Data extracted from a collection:
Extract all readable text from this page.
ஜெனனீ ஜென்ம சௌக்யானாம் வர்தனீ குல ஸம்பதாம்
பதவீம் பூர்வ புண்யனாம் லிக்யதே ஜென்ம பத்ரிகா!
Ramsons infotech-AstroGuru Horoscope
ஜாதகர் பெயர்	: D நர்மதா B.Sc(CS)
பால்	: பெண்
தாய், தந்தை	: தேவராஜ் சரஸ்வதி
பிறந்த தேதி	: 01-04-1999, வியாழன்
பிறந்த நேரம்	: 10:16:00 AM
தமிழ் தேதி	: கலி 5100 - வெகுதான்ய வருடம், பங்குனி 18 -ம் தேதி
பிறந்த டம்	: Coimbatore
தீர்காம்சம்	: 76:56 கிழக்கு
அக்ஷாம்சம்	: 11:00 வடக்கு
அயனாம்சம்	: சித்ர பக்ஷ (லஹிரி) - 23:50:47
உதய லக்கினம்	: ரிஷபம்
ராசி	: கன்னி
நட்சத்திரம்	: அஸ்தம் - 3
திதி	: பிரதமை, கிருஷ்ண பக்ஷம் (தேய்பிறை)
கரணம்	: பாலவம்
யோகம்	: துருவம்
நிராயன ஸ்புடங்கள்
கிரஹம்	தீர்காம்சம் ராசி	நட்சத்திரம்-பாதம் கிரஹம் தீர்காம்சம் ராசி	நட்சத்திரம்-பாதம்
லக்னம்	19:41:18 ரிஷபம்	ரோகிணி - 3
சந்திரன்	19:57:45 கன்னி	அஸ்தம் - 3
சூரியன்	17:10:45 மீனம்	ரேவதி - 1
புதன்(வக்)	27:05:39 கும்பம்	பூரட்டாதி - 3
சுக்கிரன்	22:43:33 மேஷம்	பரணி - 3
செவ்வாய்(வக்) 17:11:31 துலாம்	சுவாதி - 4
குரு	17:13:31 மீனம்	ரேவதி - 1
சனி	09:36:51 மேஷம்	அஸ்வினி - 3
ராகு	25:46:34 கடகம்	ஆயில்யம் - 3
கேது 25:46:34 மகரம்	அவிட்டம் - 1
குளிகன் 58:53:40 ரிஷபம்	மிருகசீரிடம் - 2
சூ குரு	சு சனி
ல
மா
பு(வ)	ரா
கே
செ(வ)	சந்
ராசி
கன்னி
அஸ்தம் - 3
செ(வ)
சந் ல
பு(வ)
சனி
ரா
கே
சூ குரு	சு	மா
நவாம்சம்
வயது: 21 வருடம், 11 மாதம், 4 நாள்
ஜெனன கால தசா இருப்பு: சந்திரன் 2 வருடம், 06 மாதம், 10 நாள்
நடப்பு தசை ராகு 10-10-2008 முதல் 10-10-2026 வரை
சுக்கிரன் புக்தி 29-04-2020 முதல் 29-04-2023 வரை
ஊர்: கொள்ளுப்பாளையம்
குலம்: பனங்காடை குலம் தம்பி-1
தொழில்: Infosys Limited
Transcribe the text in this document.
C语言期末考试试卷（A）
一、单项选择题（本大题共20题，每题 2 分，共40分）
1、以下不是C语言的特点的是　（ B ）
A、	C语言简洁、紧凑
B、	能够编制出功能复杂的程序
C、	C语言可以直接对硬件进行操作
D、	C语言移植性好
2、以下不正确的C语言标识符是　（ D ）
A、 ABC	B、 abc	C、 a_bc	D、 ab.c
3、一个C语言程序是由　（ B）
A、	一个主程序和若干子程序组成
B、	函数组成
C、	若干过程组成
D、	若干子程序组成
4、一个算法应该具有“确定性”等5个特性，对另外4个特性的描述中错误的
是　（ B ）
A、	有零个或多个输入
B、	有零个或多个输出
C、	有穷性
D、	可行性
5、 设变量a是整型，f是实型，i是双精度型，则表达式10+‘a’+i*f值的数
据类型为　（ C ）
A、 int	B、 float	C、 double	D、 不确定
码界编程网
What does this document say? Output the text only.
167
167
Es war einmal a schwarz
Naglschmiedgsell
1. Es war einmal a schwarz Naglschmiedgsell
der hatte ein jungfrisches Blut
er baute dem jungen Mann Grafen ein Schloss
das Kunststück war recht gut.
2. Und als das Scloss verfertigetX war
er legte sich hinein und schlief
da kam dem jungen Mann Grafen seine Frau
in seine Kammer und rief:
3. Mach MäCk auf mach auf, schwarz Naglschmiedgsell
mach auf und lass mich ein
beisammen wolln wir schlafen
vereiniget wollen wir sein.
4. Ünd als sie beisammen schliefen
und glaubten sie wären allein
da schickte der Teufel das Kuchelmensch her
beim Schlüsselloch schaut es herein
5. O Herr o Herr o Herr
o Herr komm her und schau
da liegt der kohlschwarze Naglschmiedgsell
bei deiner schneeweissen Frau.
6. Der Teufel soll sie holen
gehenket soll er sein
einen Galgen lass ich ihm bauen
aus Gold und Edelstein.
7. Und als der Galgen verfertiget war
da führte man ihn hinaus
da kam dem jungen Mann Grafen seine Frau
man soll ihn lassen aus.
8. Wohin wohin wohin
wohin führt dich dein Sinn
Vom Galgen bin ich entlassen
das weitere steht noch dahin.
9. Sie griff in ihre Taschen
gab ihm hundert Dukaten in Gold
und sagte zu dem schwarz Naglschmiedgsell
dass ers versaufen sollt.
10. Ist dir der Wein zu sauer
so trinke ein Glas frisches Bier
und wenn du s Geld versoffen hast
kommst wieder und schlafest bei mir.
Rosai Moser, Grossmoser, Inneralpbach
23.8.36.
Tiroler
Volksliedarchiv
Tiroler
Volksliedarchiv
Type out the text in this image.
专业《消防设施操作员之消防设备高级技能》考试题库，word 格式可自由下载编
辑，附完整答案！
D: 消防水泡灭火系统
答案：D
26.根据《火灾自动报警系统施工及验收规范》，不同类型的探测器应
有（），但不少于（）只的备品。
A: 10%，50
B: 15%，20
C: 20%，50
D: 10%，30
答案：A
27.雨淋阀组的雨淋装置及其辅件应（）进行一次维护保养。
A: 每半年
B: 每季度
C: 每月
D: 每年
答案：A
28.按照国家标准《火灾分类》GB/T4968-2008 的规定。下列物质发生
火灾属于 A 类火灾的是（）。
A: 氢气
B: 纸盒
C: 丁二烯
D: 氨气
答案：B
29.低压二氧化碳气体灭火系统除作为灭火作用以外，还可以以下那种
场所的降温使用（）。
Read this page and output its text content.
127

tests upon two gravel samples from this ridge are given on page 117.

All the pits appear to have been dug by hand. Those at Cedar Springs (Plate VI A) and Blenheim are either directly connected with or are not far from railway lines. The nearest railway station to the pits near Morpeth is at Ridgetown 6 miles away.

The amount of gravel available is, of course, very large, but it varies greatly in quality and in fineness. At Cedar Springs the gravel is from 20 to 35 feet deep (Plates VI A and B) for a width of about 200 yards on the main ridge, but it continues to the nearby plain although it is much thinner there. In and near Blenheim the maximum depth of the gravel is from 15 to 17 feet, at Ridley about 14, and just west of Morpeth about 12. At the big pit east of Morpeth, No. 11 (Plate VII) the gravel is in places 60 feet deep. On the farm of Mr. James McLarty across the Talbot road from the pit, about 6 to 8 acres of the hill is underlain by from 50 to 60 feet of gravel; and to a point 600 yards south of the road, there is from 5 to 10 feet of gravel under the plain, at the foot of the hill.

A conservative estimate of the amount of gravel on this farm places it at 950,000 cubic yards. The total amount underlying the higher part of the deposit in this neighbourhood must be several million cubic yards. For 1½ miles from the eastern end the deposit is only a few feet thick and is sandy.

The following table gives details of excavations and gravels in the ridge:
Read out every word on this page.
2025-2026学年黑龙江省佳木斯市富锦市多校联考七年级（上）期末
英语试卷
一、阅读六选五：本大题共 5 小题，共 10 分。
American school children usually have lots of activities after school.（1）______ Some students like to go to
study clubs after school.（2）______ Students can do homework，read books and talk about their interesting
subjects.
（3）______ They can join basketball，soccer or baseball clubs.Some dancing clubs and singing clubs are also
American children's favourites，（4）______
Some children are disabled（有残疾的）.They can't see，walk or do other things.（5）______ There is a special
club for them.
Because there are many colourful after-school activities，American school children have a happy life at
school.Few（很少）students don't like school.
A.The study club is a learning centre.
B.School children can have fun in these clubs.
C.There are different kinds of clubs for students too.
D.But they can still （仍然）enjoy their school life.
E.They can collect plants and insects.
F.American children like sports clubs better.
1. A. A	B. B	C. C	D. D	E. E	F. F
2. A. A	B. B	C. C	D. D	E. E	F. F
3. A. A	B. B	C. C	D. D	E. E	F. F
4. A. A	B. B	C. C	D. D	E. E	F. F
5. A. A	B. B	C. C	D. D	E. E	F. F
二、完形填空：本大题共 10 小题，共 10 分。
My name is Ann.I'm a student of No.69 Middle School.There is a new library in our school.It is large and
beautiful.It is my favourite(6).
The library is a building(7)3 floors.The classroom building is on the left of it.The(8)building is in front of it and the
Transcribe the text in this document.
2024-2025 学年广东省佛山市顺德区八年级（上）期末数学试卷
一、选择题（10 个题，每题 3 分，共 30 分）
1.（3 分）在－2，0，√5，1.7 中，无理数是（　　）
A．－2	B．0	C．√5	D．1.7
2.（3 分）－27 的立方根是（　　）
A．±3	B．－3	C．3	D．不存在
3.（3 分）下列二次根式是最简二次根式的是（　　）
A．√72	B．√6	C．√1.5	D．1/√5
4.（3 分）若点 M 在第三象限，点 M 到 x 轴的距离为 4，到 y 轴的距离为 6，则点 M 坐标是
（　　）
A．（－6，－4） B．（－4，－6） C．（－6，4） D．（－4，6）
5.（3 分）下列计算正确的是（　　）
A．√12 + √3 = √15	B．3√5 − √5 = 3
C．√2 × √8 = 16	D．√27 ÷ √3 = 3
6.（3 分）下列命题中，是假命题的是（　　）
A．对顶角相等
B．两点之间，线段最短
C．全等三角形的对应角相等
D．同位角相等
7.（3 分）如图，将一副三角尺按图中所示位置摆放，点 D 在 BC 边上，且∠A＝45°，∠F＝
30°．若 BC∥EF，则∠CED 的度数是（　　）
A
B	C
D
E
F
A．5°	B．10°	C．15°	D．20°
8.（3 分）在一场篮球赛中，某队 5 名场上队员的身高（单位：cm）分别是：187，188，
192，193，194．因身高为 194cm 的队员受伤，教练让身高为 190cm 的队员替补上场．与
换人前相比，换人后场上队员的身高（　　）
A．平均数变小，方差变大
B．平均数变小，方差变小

| Aim of the exercise |
Search the entries for the word "have" and copy every line that has it.

| Reply to the exercise |
All the pits appear to have been dug by hand. Those at Cedar Springs (Plate VI A) and Blenheim are either directly connected with or are not far from railway lines. The nearest railway station to the pits near Morpeth is at Ridgetown 6 miles away.
American school children usually have lots of activities after school.（1）______ Some students like to go to
Because there are many colourful after-school activities，American school children have a happy life at
B.School children can have fun in these clubs.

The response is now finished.